◆ **Data to process**:
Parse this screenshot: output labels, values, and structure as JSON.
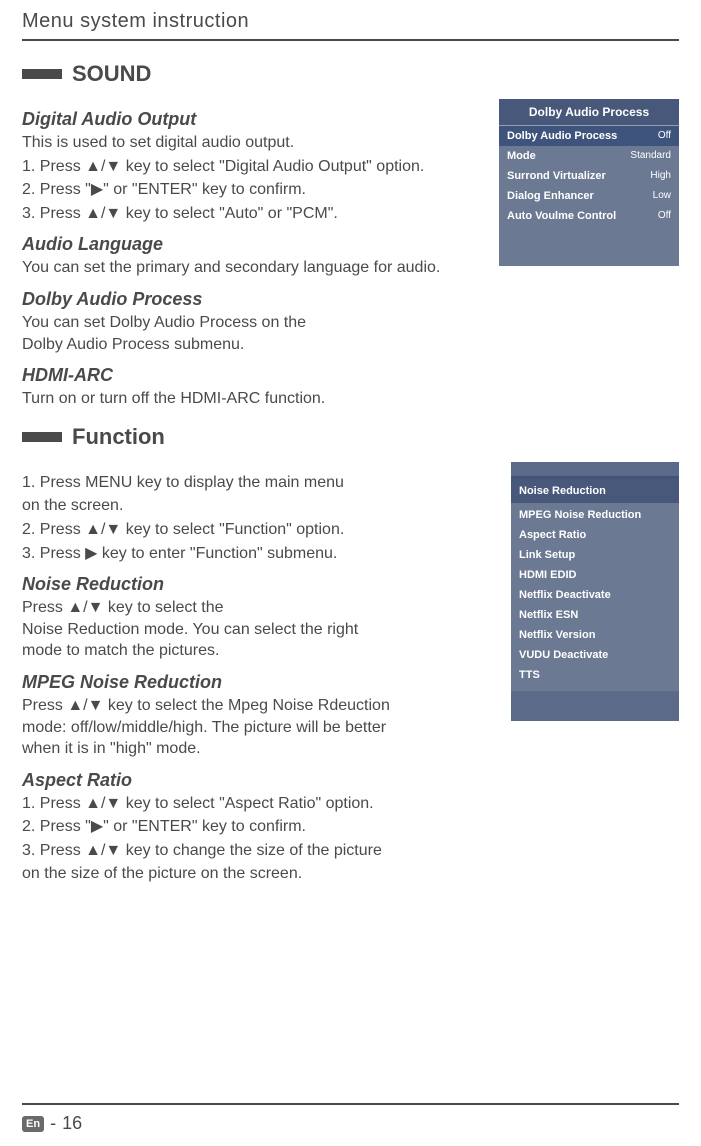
{
  "header": "Menu system instruction",
  "sound": {
    "section_title": "SOUND",
    "digital_audio_output": {
      "title": "Digital Audio Output",
      "intro": "This is used to  set  digital  audio  output.",
      "steps": [
        "1. Press ▲/▼ key to select \"Digital  Audio  Output\" option.",
        "2. Press \"▶\" or \"ENTER\" key to confirm.",
        "3. Press ▲/▼ key to select  \"Auto\" or \"PCM\"."
      ]
    },
    "audio_language": {
      "title": "Audio Language",
      "body": "You can set the primary and secondary language for audio."
    },
    "dolby_process": {
      "title": "Dolby Audio Process",
      "body": "You  can  set  Dolby Audio Process  on  the\nDolby Audio Process submenu."
    },
    "hdmi_arc": {
      "title": "HDMI-ARC",
      "body": "Turn on or turn off the HDMI-ARC function."
    }
  },
  "function": {
    "section_title": "Function",
    "intro_steps": [
      "1. Press MENU key to display the main menu",
      "    on the screen.",
      "2. Press  ▲/▼ key to select \"Function\" option.",
      "3. Press ▶ key to enter \"Function\" submenu."
    ],
    "noise_reduction": {
      "title": "Noise Reduction",
      "body": "Press ▲/▼ key to select the\nNoise Reduction mode. You can select the right\nmode to match the pictures."
    },
    "mpeg_nr": {
      "title": "MPEG Noise Reduction",
      "body": "Press ▲/▼ key to select the Mpeg Noise Rdeuction\nmode: off/low/middle/high. The picture will be better\nwhen it is in \"high\" mode."
    },
    "aspect_ratio": {
      "title": "Aspect Ratio",
      "steps": [
        "1. Press ▲/▼ key to select \"Aspect Ratio\"  option.",
        "2. Press \"▶\" or \"ENTER\" key to confirm.",
        "3. Press ▲/▼ key to change the size of the picture",
        "    on the size of the picture on the screen."
      ]
    }
  },
  "osd_dolby": {
    "title": "Dolby Audio Process",
    "rows": [
      {
        "label": "Dolby Audio Process",
        "value": "Off"
      },
      {
        "label": "Mode",
        "value": "Standard"
      },
      {
        "label": "Surrond  Virtualizer",
        "value": "High"
      },
      {
        "label": "Dialog  Enhancer",
        "value": "Low"
      },
      {
        "label": "Auto Voulme  Control",
        "value": "Off"
      }
    ]
  },
  "osd_function": {
    "title": "Noise Reduction",
    "items": [
      "MPEG Noise Reduction",
      "Aspect Ratio",
      "Link  Setup",
      "HDMI EDID",
      "Netflix Deactivate",
      "Netflix ESN",
      "Netflix Version",
      "VUDU Deactivate",
      "TTS"
    ]
  },
  "footer": {
    "lang": "En",
    "sep": "-",
    "page": "16"
  }
}
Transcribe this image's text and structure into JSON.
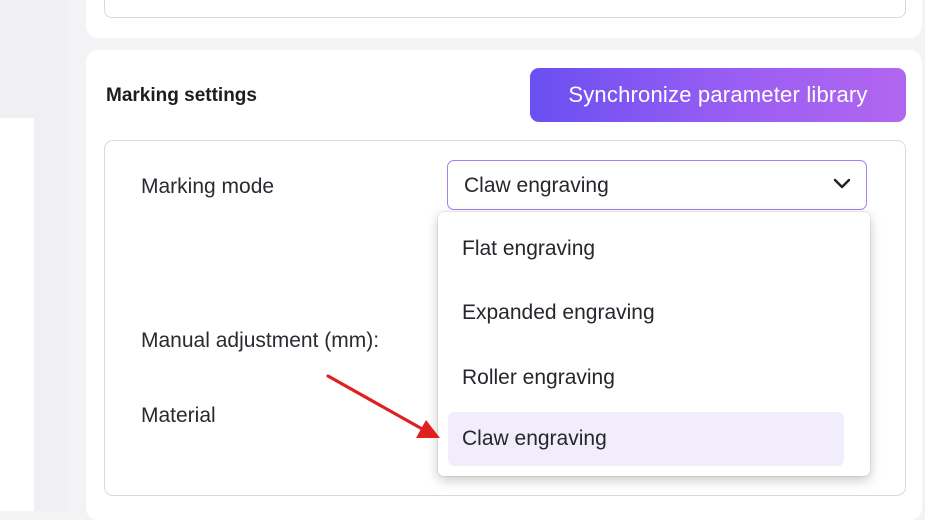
{
  "section": {
    "title": "Marking settings",
    "sync_button_label": "Synchronize parameter library"
  },
  "fields": {
    "marking_mode_label": "Marking mode",
    "manual_adjustment_label": "Manual adjustment (mm):",
    "material_label": "Material"
  },
  "marking_mode_select": {
    "selected": "Claw engraving",
    "open": true,
    "options": [
      {
        "label": "Flat engraving",
        "highlighted": false
      },
      {
        "label": "Expanded engraving",
        "highlighted": false
      },
      {
        "label": "Roller engraving",
        "highlighted": false
      },
      {
        "label": "Claw engraving",
        "highlighted": true
      }
    ]
  },
  "colors": {
    "accent_start": "#6a4ff2",
    "accent_end": "#b166ef",
    "select_border": "#a77ef0",
    "highlight_bg": "#f2edfb",
    "annotation_arrow": "#e02020"
  },
  "icons": {
    "select_indicator": "chevron-down-icon",
    "annotation": "red-arrow-icon"
  }
}
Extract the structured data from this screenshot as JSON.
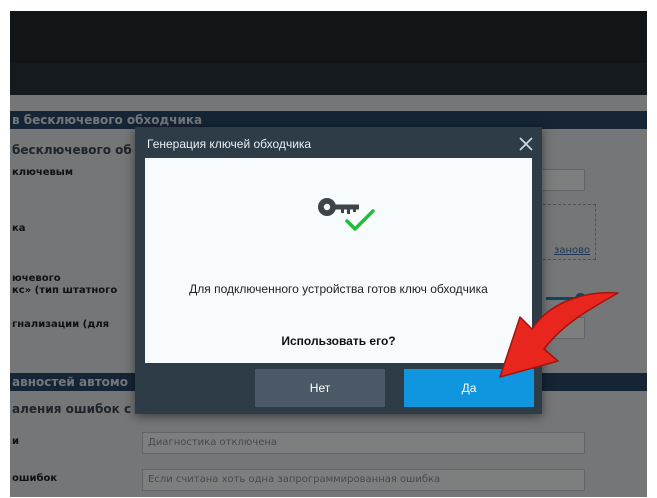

◆ **Task requirements**:
Each line from the one that contains "Transcribe this image's" through the end of the records should be restated exactly; include both end lines and leave any pictures out.

◆ **Output**:
Transcribe this image's text and structure into JSON.
{
  "section": {
    "title": "Marking settings",
    "sync_button_label": "Synchronize parameter library"
  },
  "fields": {
    "marking_mode_label": "Marking mode",
    "manual_adjustment_label": "Manual adjustment (mm):",
    "material_label": "Material"
  },
  "marking_mode_select": {
    "selected": "Claw engraving",
    "open": true,
    "options": [
      {
        "label": "Flat engraving",
        "highlighted": false
      },
      {
        "label": "Expanded engraving",
        "highlighted": false
      },
      {
        "label": "Roller engraving",
        "highlighted": false
      },
      {
        "label": "Claw engraving",
        "highlighted": true
      }
    ]
  },
  "colors": {
    "accent_start": "#6a4ff2",
    "accent_end": "#b166ef",
    "select_border": "#a77ef0",
    "highlight_bg": "#f2edfb",
    "annotation_arrow": "#e02020"
  },
  "icons": {
    "select_indicator": "chevron-down-icon",
    "annotation": "red-arrow-icon"
  }
}
Extract the structured data from this screenshot as JSON.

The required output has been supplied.